EXERCISE REQUIREMENTS:
Look through the records that follow. Copy every line containing the word "time".
^^^^^^^^
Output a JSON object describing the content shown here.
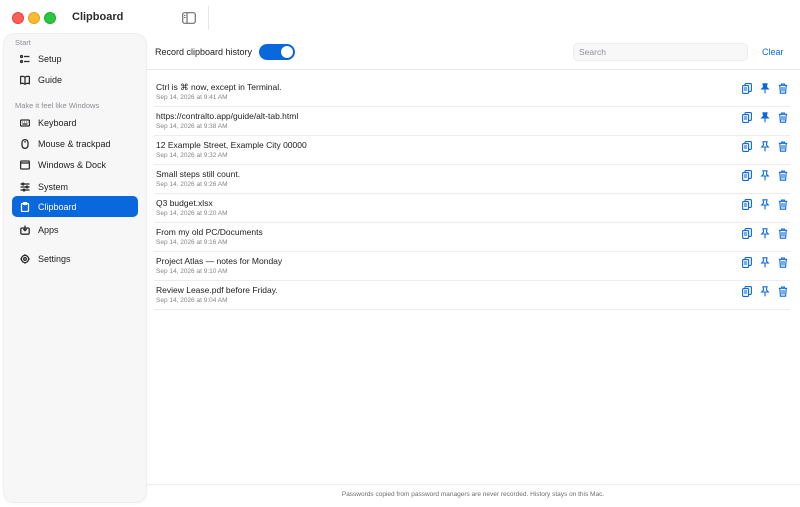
{
  "window": {
    "title": "Clipboard"
  },
  "sidebar": {
    "section_start": "Start",
    "section_windows": "Make it feel like Windows",
    "items": [
      {
        "label": "Setup",
        "icon": "checklist-icon"
      },
      {
        "label": "Guide",
        "icon": "book-icon"
      },
      {
        "label": "Keyboard",
        "icon": "keyboard-icon"
      },
      {
        "label": "Mouse & trackpad",
        "icon": "mouse-icon"
      },
      {
        "label": "Windows & Dock",
        "icon": "windows-icon"
      },
      {
        "label": "System",
        "icon": "sliders-icon"
      },
      {
        "label": "Clipboard",
        "icon": "clipboard-icon",
        "active": true
      },
      {
        "label": "Apps",
        "icon": "apps-icon"
      },
      {
        "label": "Settings",
        "icon": "gear-icon"
      }
    ]
  },
  "toolbar": {
    "record_label": "Record clipboard history",
    "record_enabled": true,
    "search_placeholder": "Search",
    "clear_label": "Clear"
  },
  "clips": [
    {
      "text": "Ctrl is ⌘ now, except in Terminal.",
      "time": "Sep 14, 2026 at 9:41 AM",
      "pinned": true
    },
    {
      "text": "https://contralto.app/guide/alt-tab.html",
      "time": "Sep 14, 2026 at 9:38 AM",
      "pinned": true
    },
    {
      "text": "12 Example Street, Example City 00000",
      "time": "Sep 14, 2026 at 9:32 AM",
      "pinned": false
    },
    {
      "text": "Small steps still count.",
      "time": "Sep 14, 2026 at 9:26 AM",
      "pinned": false
    },
    {
      "text": "Q3 budget.xlsx",
      "time": "Sep 14, 2026 at 9:20 AM",
      "pinned": false
    },
    {
      "text": "From my old PC/Documents",
      "time": "Sep 14, 2026 at 9:16 AM",
      "pinned": false
    },
    {
      "text": "Project Atlas — notes for Monday",
      "time": "Sep 14, 2026 at 9:10 AM",
      "pinned": false
    },
    {
      "text": "Review Lease.pdf before Friday.",
      "time": "Sep 14, 2026 at 9:04 AM",
      "pinned": false
    }
  ],
  "footer": {
    "note": "Passwords copied from password managers are never recorded. History stays on this Mac."
  },
  "colors": {
    "accent": "#0a68dd",
    "sidebar_bg": "#f7f7f8"
  }
}
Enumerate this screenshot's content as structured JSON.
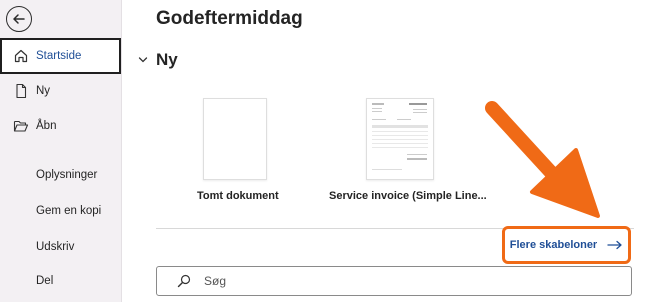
{
  "greeting": "Godeftermiddag",
  "sidebar": {
    "items": [
      {
        "label": "Startside",
        "icon": "home-icon",
        "active": true
      },
      {
        "label": "Ny",
        "icon": "new-document-icon"
      },
      {
        "label": "Åbn",
        "icon": "folder-open-icon"
      },
      {
        "label": "Oplysninger"
      },
      {
        "label": "Gem en kopi"
      },
      {
        "label": "Udskriv"
      },
      {
        "label": "Del"
      }
    ]
  },
  "new_section": {
    "title": "Ny",
    "templates": [
      {
        "label": "Tomt dokument"
      },
      {
        "label": "Service invoice (Simple Line..."
      }
    ]
  },
  "more_templates": {
    "label": "Flere skabeloner"
  },
  "search": {
    "placeholder": "Søg"
  },
  "colors": {
    "accent": "#1f4e96",
    "highlight": "#f06a16",
    "sidebar_bg": "#f3f0f3"
  }
}
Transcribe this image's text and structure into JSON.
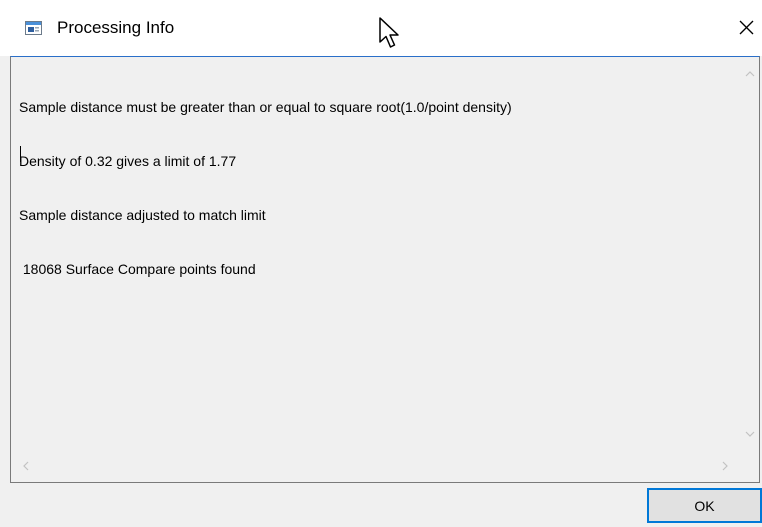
{
  "window": {
    "title": "Processing Info",
    "icon": "app-window-icon",
    "close_icon": "close-icon"
  },
  "log": {
    "lines": [
      "Sample distance must be greater than or equal to square root(1.0/point density)",
      "Density of 0.32 gives a limit of 1.77",
      "Sample distance adjusted to match limit",
      " 18068 Surface Compare points found"
    ]
  },
  "footer": {
    "ok_label": "OK"
  },
  "colors": {
    "focus_border": "#0078d7",
    "background": "#f0f0f0"
  }
}
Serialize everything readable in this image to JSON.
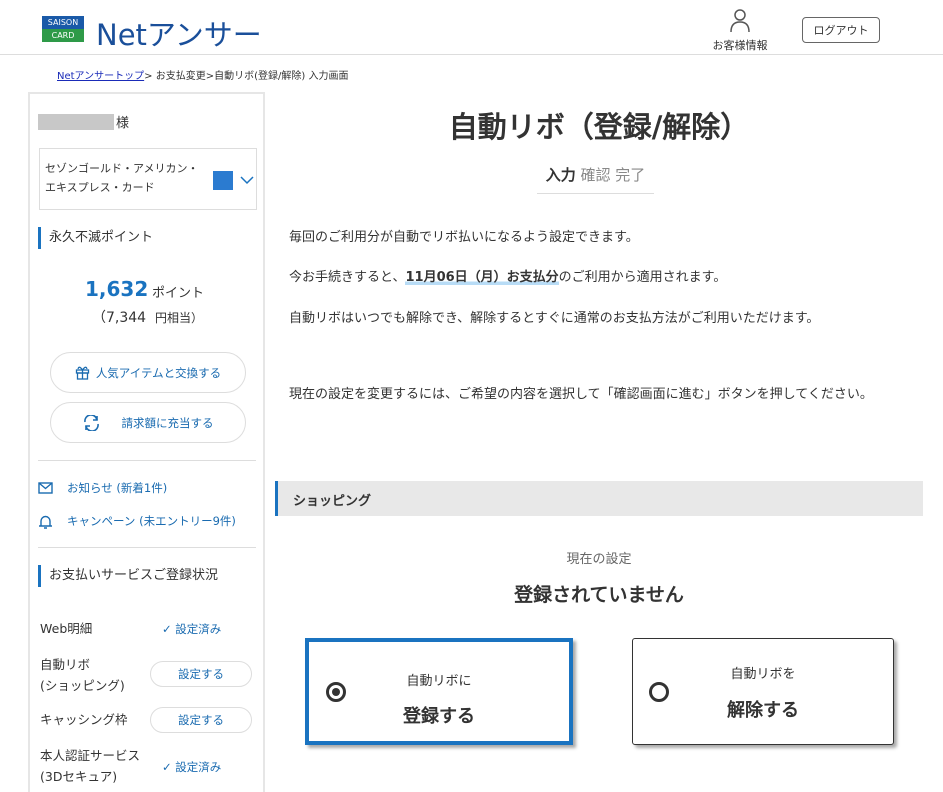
{
  "header": {
    "logo_badge_top": "SAISON",
    "logo_badge_bottom": "CARD",
    "logo_text": "Netアンサー",
    "customer_info": "お客様情報",
    "logout": "ログアウト"
  },
  "breadcrumb": {
    "home": "Netアンサートップ",
    "rest": "> お支払変更>自動リボ(登録/解除) 入力画面"
  },
  "sidebar": {
    "honorific": "様",
    "card_name": "セゾンゴールド・アメリカン・エキスプレス・カード",
    "points_title": "永久不滅ポイント",
    "points_value": "1,632",
    "points_unit": "ポイント",
    "yen_value": "（7,344",
    "yen_unit": "円相当）",
    "exchange_button": "人気アイテムと交換する",
    "apply_button": "請求額に充当する",
    "notice_link": "お知らせ (新着1件)",
    "campaign_link": "キャンペーン (未エントリー9件)",
    "services_title": "お支払いサービスご登録状況",
    "services": [
      {
        "label": "Web明細",
        "status": "設定済み"
      },
      {
        "label": "自動リボ\n(ショッピング)",
        "status": "設定する"
      },
      {
        "label": "キャッシング枠",
        "status": "設定する"
      },
      {
        "label": "本人認証サービス\n(3Dセキュア)",
        "status": "設定済み"
      }
    ]
  },
  "main": {
    "title": "自動リボ（登録/解除）",
    "steps": [
      "入力",
      "確認",
      "完了"
    ],
    "para1": "毎回のご利用分が自動でリボ払いになるよう設定できます。",
    "para2_pre": "今お手続きすると、",
    "para2_highlight": "11月06日（月）お支払分",
    "para2_post": "のご利用から適用されます。",
    "para3": "自動リボはいつでも解除でき、解除するとすぐに通常のお支払方法がご利用いただけます。",
    "para4": "現在の設定を変更するには、ご希望の内容を選択して「確認画面に進む」ボタンを押してください。",
    "section_title": "ショッピング",
    "current_label": "現在の設定",
    "current_value": "登録されていません",
    "option_register_small": "自動リボに",
    "option_register_big": "登録する",
    "option_cancel_small": "自動リボを",
    "option_cancel_big": "解除する",
    "selected_option": "register"
  },
  "colors": {
    "accent": "#1a73c0",
    "logo": "#1a4f9a"
  }
}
^^^^^^^^
EXPECTED ANSWER:
      "time": "Sep 14, 2026 at 9:41 AM",
      "time": "Sep 14, 2026 at 9:38 AM",
      "time": "Sep 14, 2026 at 9:32 AM",
      "time": "Sep 14, 2026 at 9:26 AM",
      "time": "Sep 14, 2026 at 9:20 AM",
      "time": "Sep 14, 2026 at 9:16 AM",
      "time": "Sep 14, 2026 at 9:10 AM",
      "time": "Sep 14, 2026 at 9:04 AM",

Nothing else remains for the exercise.